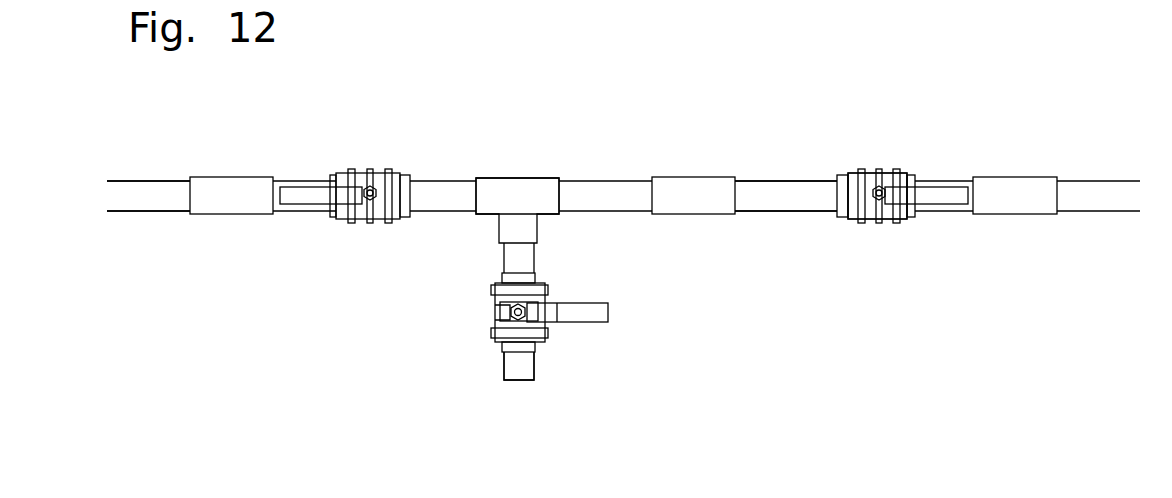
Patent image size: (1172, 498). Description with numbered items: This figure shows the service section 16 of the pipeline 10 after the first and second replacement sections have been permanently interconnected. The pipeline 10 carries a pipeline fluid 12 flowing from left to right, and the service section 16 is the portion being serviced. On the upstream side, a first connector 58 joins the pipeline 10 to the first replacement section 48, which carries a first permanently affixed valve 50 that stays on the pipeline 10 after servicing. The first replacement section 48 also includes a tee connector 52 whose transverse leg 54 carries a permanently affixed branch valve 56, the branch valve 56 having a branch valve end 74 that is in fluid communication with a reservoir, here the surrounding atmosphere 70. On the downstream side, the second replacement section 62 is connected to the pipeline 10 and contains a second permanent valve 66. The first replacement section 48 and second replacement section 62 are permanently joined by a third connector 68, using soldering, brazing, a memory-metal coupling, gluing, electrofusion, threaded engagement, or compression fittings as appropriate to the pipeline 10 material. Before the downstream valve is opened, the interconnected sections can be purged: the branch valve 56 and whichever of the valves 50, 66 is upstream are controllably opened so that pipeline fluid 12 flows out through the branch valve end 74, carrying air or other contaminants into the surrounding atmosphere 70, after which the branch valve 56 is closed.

The pipeline 10 is at (155, 178).
The pipeline fluid 12 is at (136, 209).
The service section 16 is at (684, 280).
The first replacement section 48 is at (460, 160).
The first permanently affixed valve 50 is at (385, 169).
The tee connector 52 is at (533, 178).
The transverse leg 54 is at (502, 255).
The permanently affixed branch valve 56 is at (494, 310).
The first connector 58 is at (235, 177).
The second replacement section 62 is at (800, 158).
The second permanent valve 66 is at (905, 169).
The third connector 68 is at (697, 177).
The surrounding atmosphere 70 is at (537, 419).
The branch valve end 74 is at (534, 365).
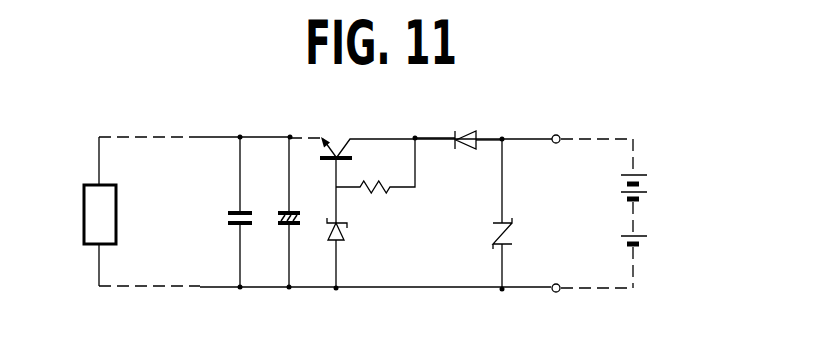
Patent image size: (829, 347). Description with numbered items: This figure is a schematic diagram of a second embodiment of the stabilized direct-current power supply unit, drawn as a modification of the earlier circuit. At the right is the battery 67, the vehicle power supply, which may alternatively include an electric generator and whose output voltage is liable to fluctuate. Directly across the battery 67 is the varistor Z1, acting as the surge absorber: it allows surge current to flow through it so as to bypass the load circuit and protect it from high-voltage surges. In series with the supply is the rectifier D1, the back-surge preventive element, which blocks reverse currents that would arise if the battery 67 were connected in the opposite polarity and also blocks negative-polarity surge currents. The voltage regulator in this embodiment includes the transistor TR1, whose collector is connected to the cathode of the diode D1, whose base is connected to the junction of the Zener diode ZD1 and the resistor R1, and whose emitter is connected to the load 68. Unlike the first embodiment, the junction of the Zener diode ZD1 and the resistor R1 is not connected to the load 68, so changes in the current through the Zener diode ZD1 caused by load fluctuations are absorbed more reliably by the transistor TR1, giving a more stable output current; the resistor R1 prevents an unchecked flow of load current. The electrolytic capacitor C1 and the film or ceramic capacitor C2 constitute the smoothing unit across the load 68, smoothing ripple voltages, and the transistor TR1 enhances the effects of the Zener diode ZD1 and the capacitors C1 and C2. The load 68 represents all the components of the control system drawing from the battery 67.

The load 68 is at (83, 197).
The battery 67 is at (647, 186).
The transistor TR1 is at (339, 137).
The rectifier D1 is at (478, 134).
The Zener diode ZD1 is at (348, 229).
The varistor Z1 is at (514, 237).
The resistor R1 is at (368, 192).
The electrolytic capacitor C1 is at (285, 212).
The film or ceramic capacitor C2 is at (236, 212).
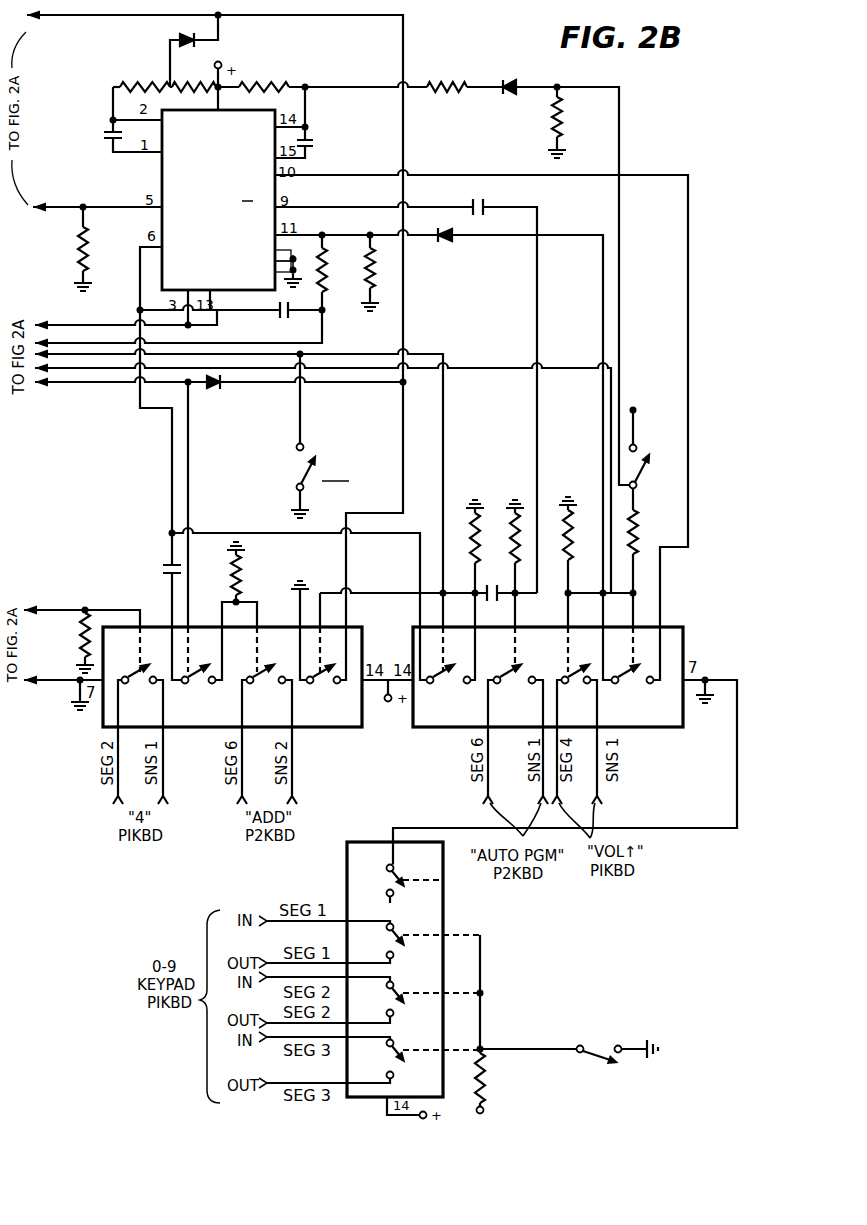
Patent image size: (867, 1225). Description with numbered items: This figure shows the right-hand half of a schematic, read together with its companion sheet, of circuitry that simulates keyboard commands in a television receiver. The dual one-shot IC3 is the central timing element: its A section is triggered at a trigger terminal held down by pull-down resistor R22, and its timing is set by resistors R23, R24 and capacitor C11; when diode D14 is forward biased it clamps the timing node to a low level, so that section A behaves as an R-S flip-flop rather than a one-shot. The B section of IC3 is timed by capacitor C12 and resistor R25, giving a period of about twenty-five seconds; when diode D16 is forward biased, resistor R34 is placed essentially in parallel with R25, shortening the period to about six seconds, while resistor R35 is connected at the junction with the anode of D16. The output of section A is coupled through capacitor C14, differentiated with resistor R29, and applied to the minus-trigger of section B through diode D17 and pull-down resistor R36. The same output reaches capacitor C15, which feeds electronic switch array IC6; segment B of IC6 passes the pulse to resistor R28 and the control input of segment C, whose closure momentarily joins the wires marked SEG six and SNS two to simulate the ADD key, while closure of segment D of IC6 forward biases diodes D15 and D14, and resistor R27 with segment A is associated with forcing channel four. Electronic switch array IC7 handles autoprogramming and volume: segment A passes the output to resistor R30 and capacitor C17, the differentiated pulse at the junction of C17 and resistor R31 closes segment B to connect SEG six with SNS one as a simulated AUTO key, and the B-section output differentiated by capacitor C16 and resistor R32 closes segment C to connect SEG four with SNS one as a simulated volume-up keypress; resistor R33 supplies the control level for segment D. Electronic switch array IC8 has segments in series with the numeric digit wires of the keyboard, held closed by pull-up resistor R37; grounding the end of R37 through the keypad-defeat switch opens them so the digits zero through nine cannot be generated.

The dual one-shot IC3 is at (232, 200).
The electronic switch array IC6 is at (232, 677).
The electronic switch array IC7 is at (548, 677).
The electronic switch array IC8 is at (413, 969).
The pull-down resistor R22 is at (103, 249).
The timing resistor R23 is at (141, 72).
The timing resistor R24 is at (194, 72).
The timing resistor R25 is at (264, 72).
The resistor R27 is at (69, 641).
The resistor R28 is at (246, 611).
The resistor R29 is at (338, 272).
The resistor R30 is at (480, 521).
The resistor R31 is at (519, 521).
The resistor R32 is at (575, 515).
The resistor R33 is at (654, 522).
The resistor R34 is at (446, 70).
The resistor R35 is at (576, 122).
The pull-down resistor R36 is at (373, 268).
The pull-up resistor R37 is at (502, 1083).
The timing capacitor C11 is at (117, 131).
The timing capacitor C12 is at (309, 127).
The capacitor C14 is at (291, 313).
The capacitor C15 is at (157, 558).
The capacitor C16 is at (489, 205).
The capacitor C17 is at (493, 594).
The diode D14 is at (190, 51).
The diode D15 is at (219, 392).
The diode D16 is at (514, 79).
The diode D17 is at (455, 245).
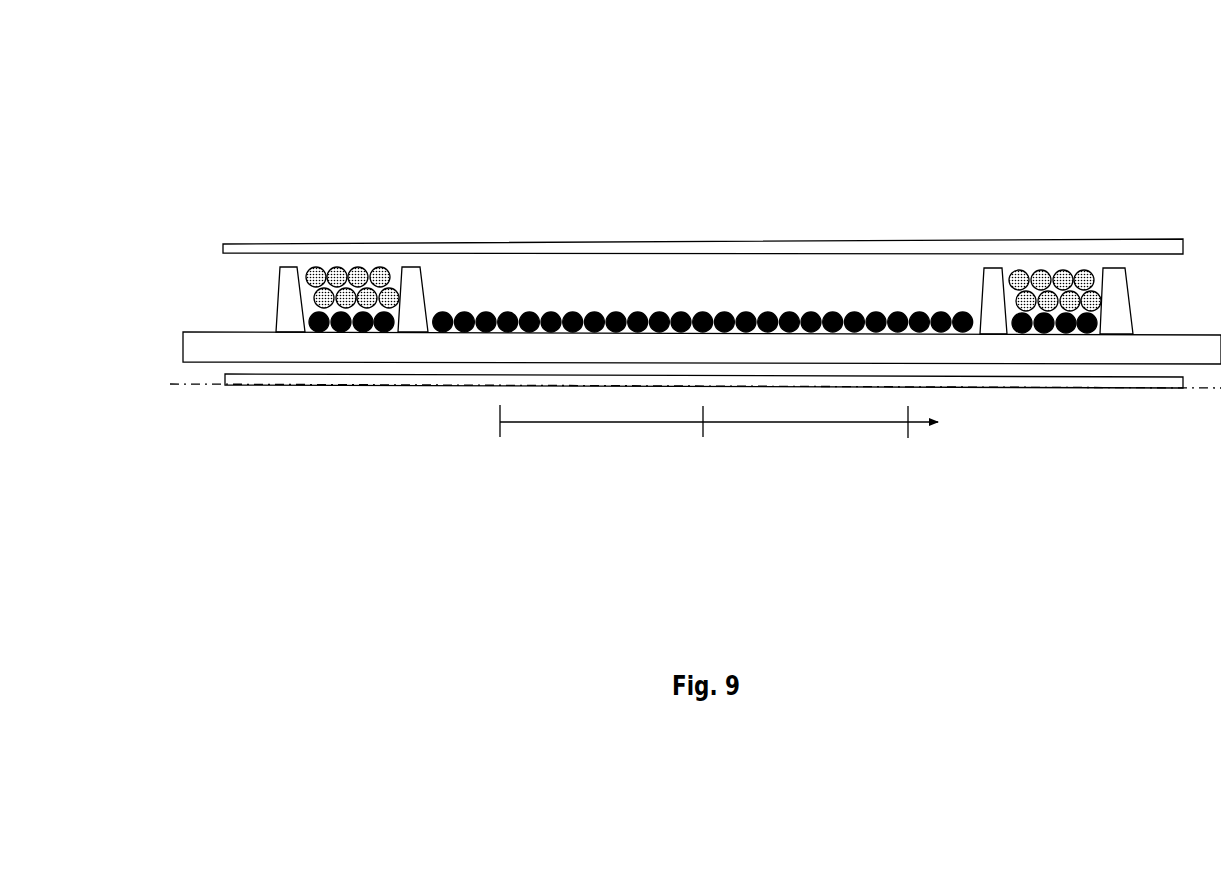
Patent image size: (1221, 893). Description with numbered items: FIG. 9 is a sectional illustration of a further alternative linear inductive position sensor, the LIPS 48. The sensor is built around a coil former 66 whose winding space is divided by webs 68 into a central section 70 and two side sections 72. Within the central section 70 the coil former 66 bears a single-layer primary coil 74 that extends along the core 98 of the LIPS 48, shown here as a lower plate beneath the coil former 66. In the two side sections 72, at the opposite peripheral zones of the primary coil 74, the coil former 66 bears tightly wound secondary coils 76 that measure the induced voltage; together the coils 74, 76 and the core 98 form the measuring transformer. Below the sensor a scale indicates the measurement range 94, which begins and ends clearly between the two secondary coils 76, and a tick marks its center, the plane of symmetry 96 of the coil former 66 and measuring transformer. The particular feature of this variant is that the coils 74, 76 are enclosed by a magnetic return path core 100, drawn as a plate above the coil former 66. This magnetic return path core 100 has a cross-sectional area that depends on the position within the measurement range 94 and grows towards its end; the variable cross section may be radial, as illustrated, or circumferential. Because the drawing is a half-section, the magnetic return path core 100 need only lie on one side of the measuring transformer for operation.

The LIPS 48 is at (233, 91).
The coil former 66 is at (187, 345).
The webs 68 is at (289, 273).
The central section 70 is at (554, 119).
The side sections 72 is at (338, 134).
The primary coil 74 is at (659, 312).
The secondary coils 76 is at (358, 267).
The measurement range 94 is at (627, 422).
The plane of symmetry 96 is at (703, 437).
The core 98 is at (345, 376).
The magnetic return path core 100 is at (872, 242).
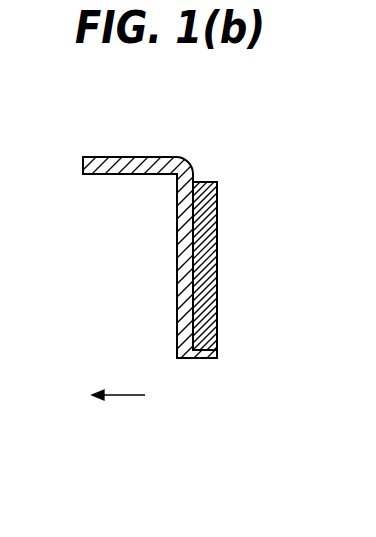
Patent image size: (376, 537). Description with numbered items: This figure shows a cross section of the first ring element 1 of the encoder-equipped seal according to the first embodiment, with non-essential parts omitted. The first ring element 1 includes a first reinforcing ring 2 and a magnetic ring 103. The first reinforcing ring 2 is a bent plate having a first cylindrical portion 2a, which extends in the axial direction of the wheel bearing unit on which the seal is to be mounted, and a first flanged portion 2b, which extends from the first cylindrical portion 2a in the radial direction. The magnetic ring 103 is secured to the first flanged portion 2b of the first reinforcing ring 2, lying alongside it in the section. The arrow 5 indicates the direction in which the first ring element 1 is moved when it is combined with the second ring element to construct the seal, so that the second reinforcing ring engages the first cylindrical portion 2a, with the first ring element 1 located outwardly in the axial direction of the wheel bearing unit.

The first ring element 1 is at (188, 272).
The first reinforcing ring 2 is at (188, 257).
The first cylindrical portion 2a is at (123, 168).
The first flanged portion 2b is at (183, 263).
The magnetic ring 103 is at (218, 360).
The arrow 5 is at (132, 397).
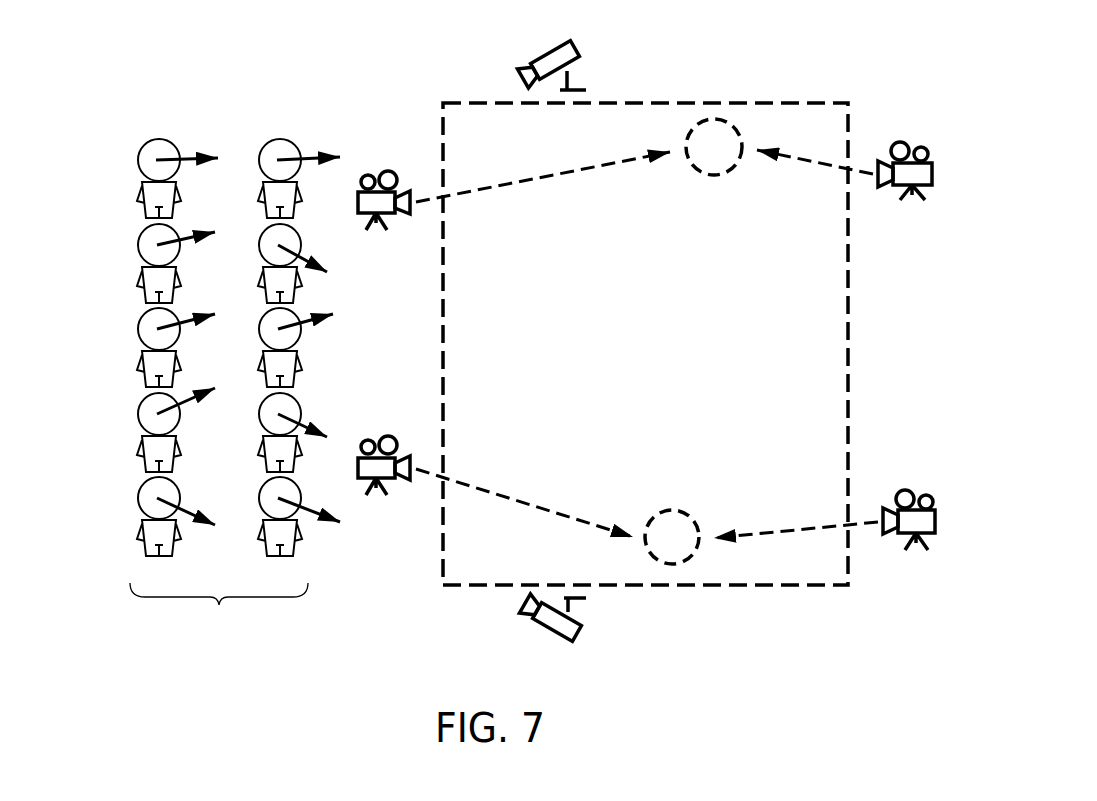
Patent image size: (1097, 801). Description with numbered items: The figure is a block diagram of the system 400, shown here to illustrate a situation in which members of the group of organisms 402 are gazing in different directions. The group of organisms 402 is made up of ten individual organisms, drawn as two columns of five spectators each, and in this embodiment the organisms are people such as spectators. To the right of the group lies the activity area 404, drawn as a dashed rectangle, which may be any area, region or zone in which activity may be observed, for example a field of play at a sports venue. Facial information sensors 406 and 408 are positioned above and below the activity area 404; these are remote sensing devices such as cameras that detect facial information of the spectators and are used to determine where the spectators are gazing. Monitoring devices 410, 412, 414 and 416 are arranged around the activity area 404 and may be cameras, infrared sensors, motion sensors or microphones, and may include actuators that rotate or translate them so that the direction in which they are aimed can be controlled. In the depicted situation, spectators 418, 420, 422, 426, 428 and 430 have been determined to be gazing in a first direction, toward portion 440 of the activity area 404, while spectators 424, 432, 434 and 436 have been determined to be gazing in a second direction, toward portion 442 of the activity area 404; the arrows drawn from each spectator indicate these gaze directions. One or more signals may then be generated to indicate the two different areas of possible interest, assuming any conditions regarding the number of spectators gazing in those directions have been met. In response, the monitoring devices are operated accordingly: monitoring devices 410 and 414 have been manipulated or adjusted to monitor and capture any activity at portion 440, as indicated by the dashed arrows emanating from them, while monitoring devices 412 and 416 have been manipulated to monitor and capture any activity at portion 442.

The system 400 is at (235, 46).
The group of organisms 402 is at (219, 610).
The activity area 404 is at (848, 368).
The facial information sensor 406 is at (585, 55).
The facial information sensor 408 is at (585, 642).
The monitoring device 410 is at (388, 171).
The monitoring device 412 is at (393, 480).
The monitoring device 414 is at (900, 142).
The monitoring device 416 is at (930, 538).
The spectator 418 is at (140, 187).
The spectator 420 is at (296, 144).
The spectator 422 is at (140, 272).
The spectator 424 is at (302, 272).
The spectator 426 is at (140, 356).
The spectator 428 is at (302, 356).
The spectator 430 is at (140, 440).
The spectator 432 is at (261, 441).
The spectator 434 is at (140, 525).
The spectator 436 is at (302, 528).
The portion of the activity area 440 is at (720, 175).
The portion of the activity area 442 is at (665, 510).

****************

**Task description:** Take the part that opens with the line containing "Patent image size: (376, 537)." and closes with the line containing "The first ring element 1 is at (188, 272).", and write those lines out again with "cross section" renamed to "sectional view" and everything else left unchanged.

**Exercise response:**
Patent image size: (376, 537). Description with numbered items: This figure shows a sectional view of the first ring element 1 of the encoder-equipped seal according to the first embodiment, with non-essential parts omitted. The first ring element 1 includes a first reinforcing ring 2 and a magnetic ring 103. The first reinforcing ring 2 is a bent plate having a first cylindrical portion 2a, which extends in the axial direction of the wheel bearing unit on which the seal is to be mounted, and a first flanged portion 2b, which extends from the first cylindrical portion 2a in the radial direction. The magnetic ring 103 is secured to the first flanged portion 2b of the first reinforcing ring 2, lying alongside it in the section. The arrow 5 indicates the direction in which the first ring element 1 is moved when it is combined with the second ring element to construct the seal, so that the second reinforcing ring engages the first cylindrical portion 2a, with the first ring element 1 located outwardly in the axial direction of the wheel bearing unit.

The first ring element 1 is at (188, 272).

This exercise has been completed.